═══ Dataset records ═══

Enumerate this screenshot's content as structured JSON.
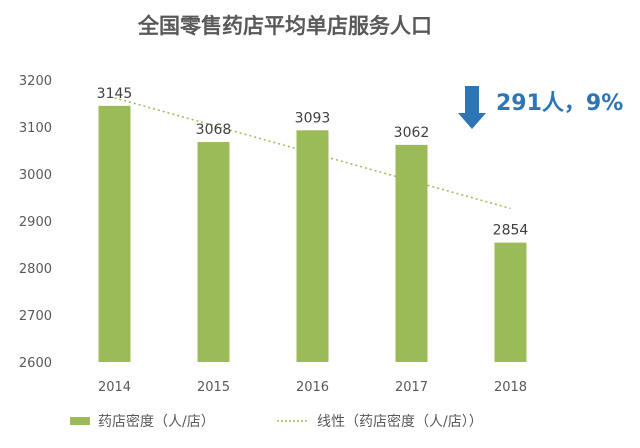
{
  "chart_data": {
    "type": "bar",
    "title": "全国零售药店平均单店服务人口",
    "categories": [
      "2014",
      "2015",
      "2016",
      "2017",
      "2018"
    ],
    "series": [
      {
        "name": "药店密度（人/店）",
        "values": [
          3145,
          3068,
          3093,
          3062,
          2854
        ]
      }
    ],
    "trendline": {
      "name": "线性（药店密度（人/店））",
      "type": "linear"
    },
    "ylim": [
      2600,
      3200
    ],
    "yticks": [
      2600,
      2700,
      2800,
      2900,
      3000,
      3100,
      3200
    ],
    "grid": false,
    "legend_position": "bottom",
    "annotation": {
      "text": "291人，9%",
      "icon": "down-arrow-icon"
    },
    "colors": {
      "bar": "#9BBB59",
      "trend": "#9BBB59",
      "annotation": "#2E75B6",
      "text": "#595959"
    }
  }
}
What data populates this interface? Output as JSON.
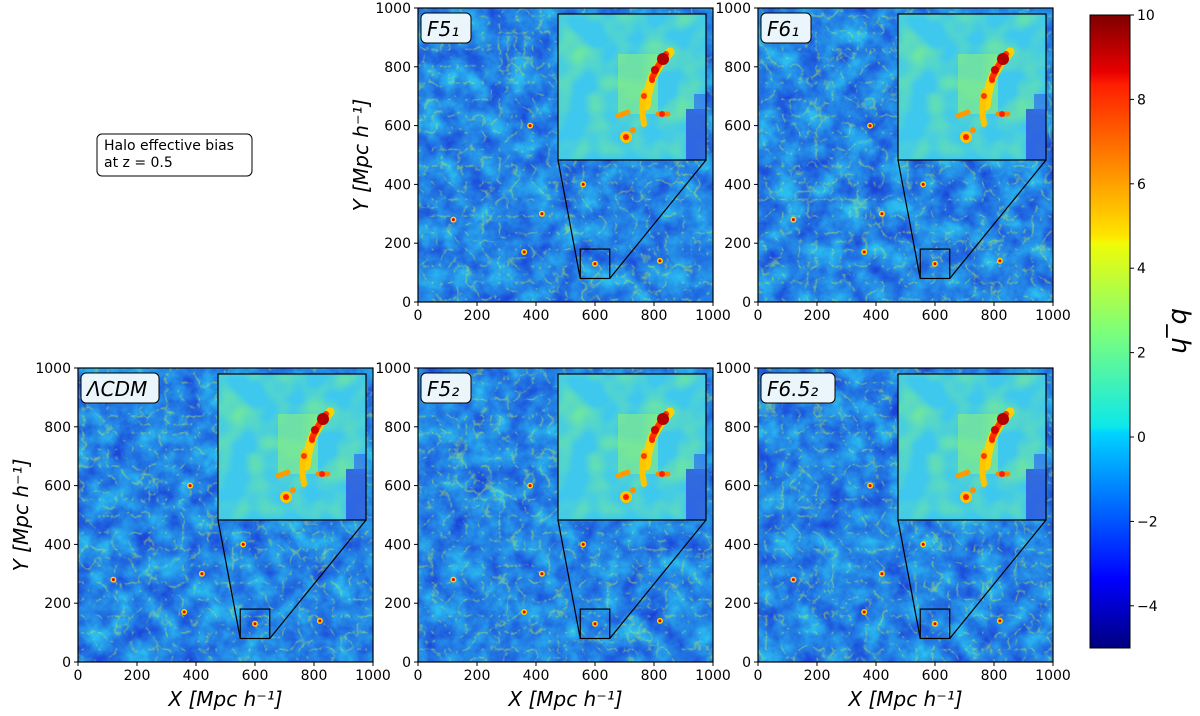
{
  "chart_data": {
    "type": "heatmap",
    "description_free": true,
    "annotation": {
      "line1": "Halo effective bias",
      "line2": " at z = 0.5"
    },
    "x_axis": {
      "label": "X [Mpc h⁻¹]",
      "range": [
        0,
        1000
      ],
      "ticks": [
        "0",
        "200",
        "400",
        "600",
        "800",
        "1000"
      ]
    },
    "y_axis": {
      "label": "Y [Mpc h⁻¹]",
      "range": [
        0,
        1000
      ],
      "ticks": [
        "0",
        "200",
        "400",
        "600",
        "800",
        "1000"
      ]
    },
    "colorbar": {
      "label": "b_h",
      "range": [
        -5,
        10
      ],
      "ticks": [
        "−4",
        "−2",
        "0",
        "2",
        "4",
        "6",
        "8",
        "10"
      ],
      "tick_values": [
        -4,
        -2,
        0,
        2,
        4,
        6,
        8,
        10
      ],
      "colormap": "jet"
    },
    "zoom_region": {
      "x_range": [
        550,
        650
      ],
      "y_range": [
        80,
        180
      ]
    },
    "panels": [
      {
        "title": "F5₁",
        "row": 0,
        "col": 1,
        "show_xlabel": false,
        "show_ylabel": true
      },
      {
        "title": "F6₁",
        "row": 0,
        "col": 2,
        "show_xlabel": false,
        "show_ylabel": false
      },
      {
        "title": "ΛCDM",
        "row": 1,
        "col": 0,
        "show_xlabel": true,
        "show_ylabel": true
      },
      {
        "title": "F5₂",
        "row": 1,
        "col": 1,
        "show_xlabel": true,
        "show_ylabel": false
      },
      {
        "title": "F6.5₂",
        "row": 1,
        "col": 2,
        "show_xlabel": true,
        "show_ylabel": false
      }
    ]
  }
}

═══

# Requirement:
Reproduce every line above as written, skipping pictures.

# Result for this exercise:
Enumerate this screenshot's content as structured JSON.
{
  "chart_data": {
    "type": "bar",
    "title": "全国零售药店平均单店服务人口",
    "categories": [
      "2014",
      "2015",
      "2016",
      "2017",
      "2018"
    ],
    "series": [
      {
        "name": "药店密度（人/店）",
        "values": [
          3145,
          3068,
          3093,
          3062,
          2854
        ]
      }
    ],
    "trendline": {
      "name": "线性（药店密度（人/店））",
      "type": "linear"
    },
    "ylim": [
      2600,
      3200
    ],
    "yticks": [
      2600,
      2700,
      2800,
      2900,
      3000,
      3100,
      3200
    ],
    "grid": false,
    "legend_position": "bottom",
    "annotation": {
      "text": "291人，9%",
      "icon": "down-arrow-icon"
    },
    "colors": {
      "bar": "#9BBB59",
      "trend": "#9BBB59",
      "annotation": "#2E75B6",
      "text": "#595959"
    }
  }
}
What data populates this interface? Output as JSON.
{
  "chart_data": {
    "type": "heatmap",
    "description_free": true,
    "annotation": {
      "line1": "Halo effective bias",
      "line2": " at z = 0.5"
    },
    "x_axis": {
      "label": "X [Mpc h⁻¹]",
      "range": [
        0,
        1000
      ],
      "ticks": [
        "0",
        "200",
        "400",
        "600",
        "800",
        "1000"
      ]
    },
    "y_axis": {
      "label": "Y [Mpc h⁻¹]",
      "range": [
        0,
        1000
      ],
      "ticks": [
        "0",
        "200",
        "400",
        "600",
        "800",
        "1000"
      ]
    },
    "colorbar": {
      "label": "b_h",
      "range": [
        -5,
        10
      ],
      "ticks": [
        "−4",
        "−2",
        "0",
        "2",
        "4",
        "6",
        "8",
        "10"
      ],
      "tick_values": [
        -4,
        -2,
        0,
        2,
        4,
        6,
        8,
        10
      ],
      "colormap": "jet"
    },
    "zoom_region": {
      "x_range": [
        550,
        650
      ],
      "y_range": [
        80,
        180
      ]
    },
    "panels": [
      {
        "title": "F5₁",
        "row": 0,
        "col": 1,
        "show_xlabel": false,
        "show_ylabel": true
      },
      {
        "title": "F6₁",
        "row": 0,
        "col": 2,
        "show_xlabel": false,
        "show_ylabel": false
      },
      {
        "title": "ΛCDM",
        "row": 1,
        "col": 0,
        "show_xlabel": true,
        "show_ylabel": true
      },
      {
        "title": "F5₂",
        "row": 1,
        "col": 1,
        "show_xlabel": true,
        "show_ylabel": false
      },
      {
        "title": "F6.5₂",
        "row": 1,
        "col": 2,
        "show_xlabel": true,
        "show_ylabel": false
      }
    ]
  }
}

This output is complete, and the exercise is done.